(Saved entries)
----
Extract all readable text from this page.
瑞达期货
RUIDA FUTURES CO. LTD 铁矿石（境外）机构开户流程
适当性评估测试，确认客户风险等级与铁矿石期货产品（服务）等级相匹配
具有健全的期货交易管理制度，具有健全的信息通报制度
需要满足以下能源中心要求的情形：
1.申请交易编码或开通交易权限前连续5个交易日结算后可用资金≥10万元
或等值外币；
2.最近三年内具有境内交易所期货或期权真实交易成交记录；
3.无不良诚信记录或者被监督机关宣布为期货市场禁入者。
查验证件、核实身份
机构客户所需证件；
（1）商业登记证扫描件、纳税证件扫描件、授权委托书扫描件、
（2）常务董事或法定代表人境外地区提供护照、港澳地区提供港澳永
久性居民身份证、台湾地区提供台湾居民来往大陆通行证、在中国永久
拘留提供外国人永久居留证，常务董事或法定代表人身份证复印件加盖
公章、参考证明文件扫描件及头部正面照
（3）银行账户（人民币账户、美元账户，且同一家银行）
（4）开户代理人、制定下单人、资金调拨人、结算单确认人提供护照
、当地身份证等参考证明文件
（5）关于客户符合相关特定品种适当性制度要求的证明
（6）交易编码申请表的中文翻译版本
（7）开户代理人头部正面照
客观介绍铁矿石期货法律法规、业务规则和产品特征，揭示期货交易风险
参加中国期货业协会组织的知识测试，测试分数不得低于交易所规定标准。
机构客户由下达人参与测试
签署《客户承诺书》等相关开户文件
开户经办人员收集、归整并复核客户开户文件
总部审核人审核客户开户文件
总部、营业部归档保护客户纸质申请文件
----
● **Stated task**: Every record above needs to be repeated word for word.

● **Worked answer**:
Extract all readable text from this page.
瑞达期货
RUIDA FUTURES CO. LTD 铁矿石（境外）机构开户流程
适当性评估测试，确认客户风险等级与铁矿石期货产品（服务）等级相匹配
具有健全的期货交易管理制度，具有健全的信息通报制度
需要满足以下能源中心要求的情形：
1.申请交易编码或开通交易权限前连续5个交易日结算后可用资金≥10万元
或等值外币；
2.最近三年内具有境内交易所期货或期权真实交易成交记录；
3.无不良诚信记录或者被监督机关宣布为期货市场禁入者。
查验证件、核实身份
机构客户所需证件；
（1）商业登记证扫描件、纳税证件扫描件、授权委托书扫描件、
（2）常务董事或法定代表人境外地区提供护照、港澳地区提供港澳永
久性居民身份证、台湾地区提供台湾居民来往大陆通行证、在中国永久
拘留提供外国人永久居留证，常务董事或法定代表人身份证复印件加盖
公章、参考证明文件扫描件及头部正面照
（3）银行账户（人民币账户、美元账户，且同一家银行）
（4）开户代理人、制定下单人、资金调拨人、结算单确认人提供护照
、当地身份证等参考证明文件
（5）关于客户符合相关特定品种适当性制度要求的证明
（6）交易编码申请表的中文翻译版本
（7）开户代理人头部正面照
客观介绍铁矿石期货法律法规、业务规则和产品特征，揭示期货交易风险
参加中国期货业协会组织的知识测试，测试分数不得低于交易所规定标准。
机构客户由下达人参与测试
签署《客户承诺书》等相关开户文件
开户经办人员收集、归整并复核客户开户文件
总部审核人审核客户开户文件
总部、营业部归档保护客户纸质申请文件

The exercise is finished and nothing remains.